### What this task involves
In the listing below, locate the lines that hold the string "以教育高质量发展服务国家经济社会发展". Copy those lines.

--------------------------------

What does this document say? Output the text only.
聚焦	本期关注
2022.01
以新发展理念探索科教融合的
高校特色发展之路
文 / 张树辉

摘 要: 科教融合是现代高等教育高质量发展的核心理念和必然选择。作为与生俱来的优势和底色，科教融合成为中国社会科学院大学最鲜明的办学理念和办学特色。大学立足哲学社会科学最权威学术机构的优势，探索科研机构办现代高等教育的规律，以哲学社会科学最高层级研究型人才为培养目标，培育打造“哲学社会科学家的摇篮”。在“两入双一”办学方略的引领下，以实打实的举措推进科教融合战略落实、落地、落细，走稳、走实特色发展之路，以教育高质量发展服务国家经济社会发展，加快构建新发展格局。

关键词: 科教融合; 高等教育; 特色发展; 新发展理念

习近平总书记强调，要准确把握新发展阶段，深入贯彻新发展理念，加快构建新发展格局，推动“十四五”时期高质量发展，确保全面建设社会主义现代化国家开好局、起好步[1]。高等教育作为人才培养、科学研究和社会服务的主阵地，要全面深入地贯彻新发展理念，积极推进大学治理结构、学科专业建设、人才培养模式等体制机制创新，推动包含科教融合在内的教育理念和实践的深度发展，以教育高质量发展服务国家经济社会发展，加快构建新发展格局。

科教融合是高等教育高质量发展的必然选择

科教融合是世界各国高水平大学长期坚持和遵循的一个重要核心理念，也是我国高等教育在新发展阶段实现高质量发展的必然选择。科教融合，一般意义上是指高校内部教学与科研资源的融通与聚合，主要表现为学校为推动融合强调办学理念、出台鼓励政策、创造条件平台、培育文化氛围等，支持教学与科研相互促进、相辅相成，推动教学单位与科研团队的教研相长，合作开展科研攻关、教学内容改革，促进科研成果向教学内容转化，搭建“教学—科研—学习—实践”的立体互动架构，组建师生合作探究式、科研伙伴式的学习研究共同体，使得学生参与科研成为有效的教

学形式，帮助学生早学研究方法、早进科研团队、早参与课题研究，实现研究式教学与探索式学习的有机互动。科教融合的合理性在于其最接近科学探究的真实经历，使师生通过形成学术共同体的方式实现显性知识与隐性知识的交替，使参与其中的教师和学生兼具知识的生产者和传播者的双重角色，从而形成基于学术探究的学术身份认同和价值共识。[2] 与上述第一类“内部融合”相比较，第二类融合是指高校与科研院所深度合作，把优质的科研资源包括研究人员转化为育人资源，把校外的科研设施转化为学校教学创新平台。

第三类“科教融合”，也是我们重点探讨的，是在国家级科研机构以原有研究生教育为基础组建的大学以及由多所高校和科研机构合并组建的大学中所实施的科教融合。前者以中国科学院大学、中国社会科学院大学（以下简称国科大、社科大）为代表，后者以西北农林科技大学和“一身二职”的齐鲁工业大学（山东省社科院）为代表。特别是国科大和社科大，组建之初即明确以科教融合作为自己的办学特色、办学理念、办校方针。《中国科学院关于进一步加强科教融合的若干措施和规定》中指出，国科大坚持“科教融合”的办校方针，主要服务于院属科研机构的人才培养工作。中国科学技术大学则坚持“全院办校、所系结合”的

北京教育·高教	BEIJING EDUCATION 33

--------------------------------

### Output of the exercise
摘 要: 科教融合是现代高等教育高质量发展的核心理念和必然选择。作为与生俱来的优势和底色，科教融合成为中国社会科学院大学最鲜明的办学理念和办学特色。大学立足哲学社会科学最权威学术机构的优势，探索科研机构办现代高等教育的规律，以哲学社会科学最高层级研究型人才为培养目标，培育打造“哲学社会科学家的摇篮”。在“两入双一”办学方略的引领下，以实打实的举措推进科教融合战略落实、落地、落细，走稳、走实特色发展之路，以教育高质量发展服务国家经济社会发展，加快构建新发展格局。
习近平总书记强调，要准确把握新发展阶段，深入贯彻新发展理念，加快构建新发展格局，推动“十四五”时期高质量发展，确保全面建设社会主义现代化国家开好局、起好步[1]。高等教育作为人才培养、科学研究和社会服务的主阵地，要全面深入地贯彻新发展理念，积极推进大学治理结构、学科专业建设、人才培养模式等体制机制创新，推动包含科教融合在内的教育理念和实践的深度发展，以教育高质量发展服务国家经济社会发展，加快构建新发展格局。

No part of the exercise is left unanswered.